**Instructions for the task:** Reproduce the entries in full, with no changes.

**Supplied data:**
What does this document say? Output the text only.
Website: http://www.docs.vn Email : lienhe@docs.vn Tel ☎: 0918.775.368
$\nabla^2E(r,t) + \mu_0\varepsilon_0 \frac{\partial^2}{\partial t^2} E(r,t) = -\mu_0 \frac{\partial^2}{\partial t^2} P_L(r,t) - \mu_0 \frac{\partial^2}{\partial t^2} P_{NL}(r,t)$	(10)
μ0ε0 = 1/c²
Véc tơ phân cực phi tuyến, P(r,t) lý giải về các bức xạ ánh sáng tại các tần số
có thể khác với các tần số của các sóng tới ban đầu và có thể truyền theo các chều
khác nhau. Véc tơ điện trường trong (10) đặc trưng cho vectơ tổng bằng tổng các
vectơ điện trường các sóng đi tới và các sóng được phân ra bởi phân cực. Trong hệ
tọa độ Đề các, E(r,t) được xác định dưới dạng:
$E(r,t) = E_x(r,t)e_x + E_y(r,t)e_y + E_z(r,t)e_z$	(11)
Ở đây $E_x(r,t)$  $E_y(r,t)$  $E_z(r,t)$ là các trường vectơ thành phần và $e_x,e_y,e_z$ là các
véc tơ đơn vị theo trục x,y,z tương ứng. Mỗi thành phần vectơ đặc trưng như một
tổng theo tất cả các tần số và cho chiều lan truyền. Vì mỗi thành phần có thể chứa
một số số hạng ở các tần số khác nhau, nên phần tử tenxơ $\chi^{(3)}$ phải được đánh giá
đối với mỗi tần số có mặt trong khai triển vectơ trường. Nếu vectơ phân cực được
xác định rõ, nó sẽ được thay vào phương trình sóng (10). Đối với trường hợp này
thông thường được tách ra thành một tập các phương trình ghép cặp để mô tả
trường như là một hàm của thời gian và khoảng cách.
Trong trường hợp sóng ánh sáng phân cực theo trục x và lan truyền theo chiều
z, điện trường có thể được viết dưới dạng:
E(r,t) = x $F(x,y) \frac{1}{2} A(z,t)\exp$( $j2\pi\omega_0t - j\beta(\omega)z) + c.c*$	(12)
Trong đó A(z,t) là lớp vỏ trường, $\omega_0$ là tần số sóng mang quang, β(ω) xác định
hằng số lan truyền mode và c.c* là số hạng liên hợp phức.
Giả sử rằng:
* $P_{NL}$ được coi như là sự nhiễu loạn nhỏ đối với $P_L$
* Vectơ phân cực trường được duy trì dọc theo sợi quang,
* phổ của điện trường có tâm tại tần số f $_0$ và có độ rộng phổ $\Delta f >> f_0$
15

**Solution:**
What does this document say? Output the text only.
Website: http://www.docs.vn Email : lienhe@docs.vn Tel ☎: 0918.775.368
$\nabla^2E(r,t) + \mu_0\varepsilon_0 \frac{\partial^2}{\partial t^2} E(r,t) = -\mu_0 \frac{\partial^2}{\partial t^2} P_L(r,t) - \mu_0 \frac{\partial^2}{\partial t^2} P_{NL}(r,t)$	(10)
μ0ε0 = 1/c²
Véc tơ phân cực phi tuyến, P(r,t) lý giải về các bức xạ ánh sáng tại các tần số
có thể khác với các tần số của các sóng tới ban đầu và có thể truyền theo các chều
khác nhau. Véc tơ điện trường trong (10) đặc trưng cho vectơ tổng bằng tổng các
vectơ điện trường các sóng đi tới và các sóng được phân ra bởi phân cực. Trong hệ
tọa độ Đề các, E(r,t) được xác định dưới dạng:
$E(r,t) = E_x(r,t)e_x + E_y(r,t)e_y + E_z(r,t)e_z$	(11)
Ở đây $E_x(r,t)$  $E_y(r,t)$  $E_z(r,t)$ là các trường vectơ thành phần và $e_x,e_y,e_z$ là các
véc tơ đơn vị theo trục x,y,z tương ứng. Mỗi thành phần vectơ đặc trưng như một
tổng theo tất cả các tần số và cho chiều lan truyền. Vì mỗi thành phần có thể chứa
một số số hạng ở các tần số khác nhau, nên phần tử tenxơ $\chi^{(3)}$ phải được đánh giá
đối với mỗi tần số có mặt trong khai triển vectơ trường. Nếu vectơ phân cực được
xác định rõ, nó sẽ được thay vào phương trình sóng (10). Đối với trường hợp này
thông thường được tách ra thành một tập các phương trình ghép cặp để mô tả
trường như là một hàm của thời gian và khoảng cách.
Trong trường hợp sóng ánh sáng phân cực theo trục x và lan truyền theo chiều
z, điện trường có thể được viết dưới dạng:
E(r,t) = x $F(x,y) \frac{1}{2} A(z,t)\exp$( $j2\pi\omega_0t - j\beta(\omega)z) + c.c*$	(12)
Trong đó A(z,t) là lớp vỏ trường, $\omega_0$ là tần số sóng mang quang, β(ω) xác định
hằng số lan truyền mode và c.c* là số hạng liên hợp phức.
Giả sử rằng:
* $P_{NL}$ được coi như là sự nhiễu loạn nhỏ đối với $P_L$
* Vectơ phân cực trường được duy trì dọc theo sợi quang,
* phổ của điện trường có tâm tại tần số f $_0$ và có độ rộng phổ $\Delta f >> f_0$
15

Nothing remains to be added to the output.